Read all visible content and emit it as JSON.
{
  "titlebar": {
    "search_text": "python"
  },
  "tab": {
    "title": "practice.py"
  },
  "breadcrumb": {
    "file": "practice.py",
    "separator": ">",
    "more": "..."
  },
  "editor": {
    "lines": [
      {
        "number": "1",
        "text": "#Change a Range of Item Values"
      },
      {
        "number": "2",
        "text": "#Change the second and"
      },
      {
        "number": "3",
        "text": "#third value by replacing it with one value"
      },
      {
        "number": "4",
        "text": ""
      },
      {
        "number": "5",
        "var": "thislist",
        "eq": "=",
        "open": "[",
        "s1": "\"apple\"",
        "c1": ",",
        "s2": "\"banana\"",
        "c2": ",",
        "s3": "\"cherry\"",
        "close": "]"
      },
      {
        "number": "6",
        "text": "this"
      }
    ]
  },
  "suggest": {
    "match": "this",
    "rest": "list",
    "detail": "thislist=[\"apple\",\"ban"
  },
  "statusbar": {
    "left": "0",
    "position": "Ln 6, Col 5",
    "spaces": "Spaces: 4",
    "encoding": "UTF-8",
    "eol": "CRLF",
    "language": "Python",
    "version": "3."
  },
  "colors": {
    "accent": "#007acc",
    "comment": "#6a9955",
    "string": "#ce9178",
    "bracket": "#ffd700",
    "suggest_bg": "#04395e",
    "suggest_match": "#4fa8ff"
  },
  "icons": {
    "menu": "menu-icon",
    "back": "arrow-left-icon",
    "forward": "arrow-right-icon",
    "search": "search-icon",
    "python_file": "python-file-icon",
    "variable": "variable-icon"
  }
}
────────────────────
● What the task asks
What count of lines in the listing contain the word "Change"? Reply with the number only.

● The answer
2